Page element annotations:
┌──

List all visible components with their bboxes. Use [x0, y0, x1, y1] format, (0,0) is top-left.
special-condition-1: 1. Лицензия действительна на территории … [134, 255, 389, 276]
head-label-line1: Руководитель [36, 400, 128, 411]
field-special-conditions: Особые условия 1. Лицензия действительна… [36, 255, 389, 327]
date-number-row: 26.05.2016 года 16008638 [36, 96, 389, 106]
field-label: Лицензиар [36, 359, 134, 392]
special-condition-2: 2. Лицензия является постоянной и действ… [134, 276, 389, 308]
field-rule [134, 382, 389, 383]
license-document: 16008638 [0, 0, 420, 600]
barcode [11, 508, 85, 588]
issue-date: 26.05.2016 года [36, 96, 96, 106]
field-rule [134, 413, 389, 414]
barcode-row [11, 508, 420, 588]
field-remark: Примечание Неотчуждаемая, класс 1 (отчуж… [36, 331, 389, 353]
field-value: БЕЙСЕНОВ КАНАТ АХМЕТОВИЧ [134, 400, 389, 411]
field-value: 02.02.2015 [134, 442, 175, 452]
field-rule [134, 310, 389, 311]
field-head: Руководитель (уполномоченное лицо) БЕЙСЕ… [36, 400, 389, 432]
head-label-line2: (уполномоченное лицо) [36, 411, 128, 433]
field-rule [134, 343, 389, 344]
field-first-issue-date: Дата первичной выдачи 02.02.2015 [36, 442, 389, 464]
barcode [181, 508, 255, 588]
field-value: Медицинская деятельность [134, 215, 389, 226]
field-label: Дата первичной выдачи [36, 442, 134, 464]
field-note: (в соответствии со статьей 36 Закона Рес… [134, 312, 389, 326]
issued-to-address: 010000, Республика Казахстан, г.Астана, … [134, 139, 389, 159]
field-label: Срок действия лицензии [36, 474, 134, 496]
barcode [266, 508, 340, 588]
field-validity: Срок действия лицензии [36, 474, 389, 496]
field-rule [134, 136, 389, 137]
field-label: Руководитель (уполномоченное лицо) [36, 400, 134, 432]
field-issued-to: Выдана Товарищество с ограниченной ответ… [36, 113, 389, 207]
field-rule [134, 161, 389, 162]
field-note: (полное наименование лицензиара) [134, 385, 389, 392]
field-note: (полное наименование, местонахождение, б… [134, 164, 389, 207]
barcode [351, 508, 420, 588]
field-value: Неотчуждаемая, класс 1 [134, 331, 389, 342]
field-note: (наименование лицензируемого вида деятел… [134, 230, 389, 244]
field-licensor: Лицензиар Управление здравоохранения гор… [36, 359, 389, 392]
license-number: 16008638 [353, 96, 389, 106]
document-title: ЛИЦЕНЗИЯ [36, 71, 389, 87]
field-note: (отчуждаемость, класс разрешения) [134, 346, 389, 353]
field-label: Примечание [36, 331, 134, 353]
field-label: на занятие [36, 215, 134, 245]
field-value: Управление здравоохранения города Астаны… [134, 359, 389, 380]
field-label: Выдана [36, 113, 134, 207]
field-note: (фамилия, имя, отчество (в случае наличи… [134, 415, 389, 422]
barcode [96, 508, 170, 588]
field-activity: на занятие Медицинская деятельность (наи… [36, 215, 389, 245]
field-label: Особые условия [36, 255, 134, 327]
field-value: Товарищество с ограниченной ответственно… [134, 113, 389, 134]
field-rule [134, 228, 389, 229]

└──

▸ Written request
Reproduce every line of the records above word for word, in the same order.

▸ Written response
List all visible components with their bboxes. Use [x0, y0, x1, y1] format, (0,0) is top-left.
special-condition-1: 1. Лицензия действительна на территории … [134, 255, 389, 276]
head-label-line1: Руководитель [36, 400, 128, 411]
field-special-conditions: Особые условия 1. Лицензия действительна… [36, 255, 389, 327]
date-number-row: 26.05.2016 года 16008638 [36, 96, 389, 106]
field-label: Лицензиар [36, 359, 134, 392]
special-condition-2: 2. Лицензия является постоянной и действ… [134, 276, 389, 308]
field-rule [134, 382, 389, 383]
license-document: 16008638 [0, 0, 420, 600]
barcode [11, 508, 85, 588]
issue-date: 26.05.2016 года [36, 96, 96, 106]
field-rule [134, 413, 389, 414]
barcode-row [11, 508, 420, 588]
field-remark: Примечание Неотчуждаемая, класс 1 (отчуж… [36, 331, 389, 353]
field-value: БЕЙСЕНОВ КАНАТ АХМЕТОВИЧ [134, 400, 389, 411]
field-value: 02.02.2015 [134, 442, 175, 452]
field-rule [134, 310, 389, 311]
field-head: Руководитель (уполномоченное лицо) БЕЙСЕ… [36, 400, 389, 432]
head-label-line2: (уполномоченное лицо) [36, 411, 128, 433]
field-rule [134, 343, 389, 344]
field-first-issue-date: Дата первичной выдачи 02.02.2015 [36, 442, 389, 464]
barcode [181, 508, 255, 588]
field-value: Медицинская деятельность [134, 215, 389, 226]
field-label: Дата первичной выдачи [36, 442, 134, 464]
field-note: (в соответствии со статьей 36 Закона Рес… [134, 312, 389, 326]
issued-to-address: 010000, Республика Казахстан, г.Астана, … [134, 139, 389, 159]
field-label: Срок действия лицензии [36, 474, 134, 496]
barcode [266, 508, 340, 588]
field-validity: Срок действия лицензии [36, 474, 389, 496]
field-rule [134, 136, 389, 137]
field-label: Руководитель (уполномоченное лицо) [36, 400, 134, 432]
field-issued-to: Выдана Товарищество с ограниченной ответ… [36, 113, 389, 207]
field-rule [134, 161, 389, 162]
field-note: (полное наименование лицензиара) [134, 385, 389, 392]
field-note: (полное наименование, местонахождение, б… [134, 164, 389, 207]
barcode [351, 508, 420, 588]
field-value: Неотчуждаемая, класс 1 [134, 331, 389, 342]
field-note: (наименование лицензируемого вида деятел… [134, 230, 389, 244]
field-licensor: Лицензиар Управление здравоохранения гор… [36, 359, 389, 392]
license-number: 16008638 [353, 96, 389, 106]
document-title: ЛИЦЕНЗИЯ [36, 71, 389, 87]
field-note: (отчуждаемость, класс разрешения) [134, 346, 389, 353]
field-label: Примечание [36, 331, 134, 353]
field-label: на занятие [36, 215, 134, 245]
field-value: Управление здравоохранения города Астаны… [134, 359, 389, 380]
field-label: Выдана [36, 113, 134, 207]
field-note: (фамилия, имя, отчество (в случае наличи… [134, 415, 389, 422]
barcode [96, 508, 170, 588]
field-activity: на занятие Медицинская деятельность (наи… [36, 215, 389, 245]
field-label: Особые условия [36, 255, 134, 327]
field-value: Товарищество с ограниченной ответственно… [134, 113, 389, 134]
field-rule [134, 228, 389, 229]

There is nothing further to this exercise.